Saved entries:
++++++++++

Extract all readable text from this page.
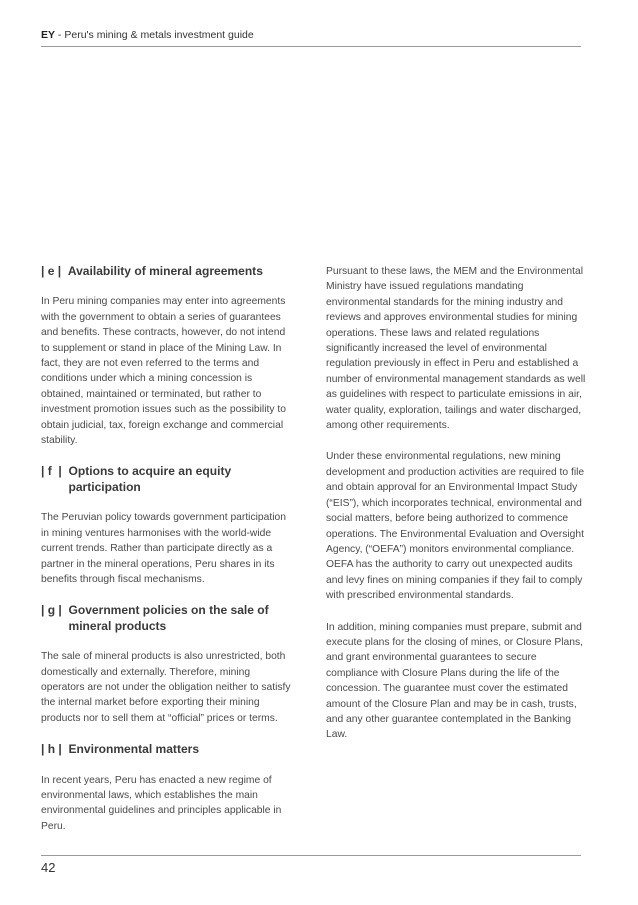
EY - Peru's mining & metals investment guide
| e | Availability of mineral agreements

In Peru mining companies may enter into agreements with the government to obtain a series of guarantees and benefits. These contracts, however, do not intend to supplement or stand in place of the Mining Law. In fact, they are not even referred to the terms and conditions under which a mining concession is obtained, maintained or terminated, but rather to investment promotion issues such as the possibility to obtain judicial, tax, foreign exchange and commercial stability.

| f  | Options to acquire an equity participation

The Peruvian policy towards government participation in mining ventures harmonises with the world-wide current trends. Rather than participate directly as a partner in the mineral operations, Peru shares in its benefits through fiscal mechanisms.

| g | Government policies on the sale of mineral products

The sale of mineral products is also unrestricted, both domestically and externally. Therefore, mining operators are not under the obligation neither to satisfy the internal market before exporting their mining products nor to sell them at “official” prices or terms.

| h | Environmental matters

In recent years, Peru has enacted a new regime of environmental laws, which establishes the main environmental guidelines and principles applicable in Peru.

Pursuant to these laws, the MEM and the Environmental Ministry have issued regulations mandating environmental standards for the mining industry and reviews and approves environmental studies for mining operations. These laws and related regulations significantly increased the level of environmental regulation previously in effect in Peru and established a number of environmental management standards as well as guidelines with respect to particulate emissions in air, water quality, exploration, tailings and water discharged, among other requirements.

Under these environmental regulations, new mining development and production activities are required to file and obtain approval for an Environmental Impact Study (“EIS”), which incorporates technical, environmental and social matters, before being authorized to commence operations. The Environmental Evaluation and Oversight Agency, (“OEFA”) monitors environmental compliance. OEFA has the authority to carry out unexpected audits and levy fines on mining companies if they fail to comply with prescribed environmental standards.

In addition, mining companies must prepare, submit and execute plans for the closing of mines, or Closure Plans, and grant environmental guarantees to secure compliance with Closure Plans during the life of the concession. The guarantee must cover the estimated amount of the Closure Plan and may be in cash, trusts, and any other guarantee contemplated in the Banking Law.

42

++++++++++

▶ **Description of the task**
Make an exact copy of the data above, pictures excluded.

▶ **Response below**
Extract all readable text from this page.
EY - Peru's mining & metals investment guide
| e | Availability of mineral agreements

In Peru mining companies may enter into agreements with the government to obtain a series of guarantees and benefits. These contracts, however, do not intend to supplement or stand in place of the Mining Law. In fact, they are not even referred to the terms and conditions under which a mining concession is obtained, maintained or terminated, but rather to investment promotion issues such as the possibility to obtain judicial, tax, foreign exchange and commercial stability.

| f  | Options to acquire an equity participation

The Peruvian policy towards government participation in mining ventures harmonises with the world-wide current trends. Rather than participate directly as a partner in the mineral operations, Peru shares in its benefits through fiscal mechanisms.

| g | Government policies on the sale of mineral products

The sale of mineral products is also unrestricted, both domestically and externally. Therefore, mining operators are not under the obligation neither to satisfy the internal market before exporting their mining products nor to sell them at “official” prices or terms.

| h | Environmental matters

In recent years, Peru has enacted a new regime of environmental laws, which establishes the main environmental guidelines and principles applicable in Peru.

Pursuant to these laws, the MEM and the Environmental Ministry have issued regulations mandating environmental standards for the mining industry and reviews and approves environmental studies for mining operations. These laws and related regulations significantly increased the level of environmental regulation previously in effect in Peru and established a number of environmental management standards as well as guidelines with respect to particulate emissions in air, water quality, exploration, tailings and water discharged, among other requirements.

Under these environmental regulations, new mining development and production activities are required to file and obtain approval for an Environmental Impact Study (“EIS”), which incorporates technical, environmental and social matters, before being authorized to commence operations. The Environmental Evaluation and Oversight Agency, (“OEFA”) monitors environmental compliance. OEFA has the authority to carry out unexpected audits and levy fines on mining companies if they fail to comply with prescribed environmental standards.

In addition, mining companies must prepare, submit and execute plans for the closing of mines, or Closure Plans, and grant environmental guarantees to secure compliance with Closure Plans during the life of the concession. The guarantee must cover the estimated amount of the Closure Plan and may be in cash, trusts, and any other guarantee contemplated in the Banking Law.

42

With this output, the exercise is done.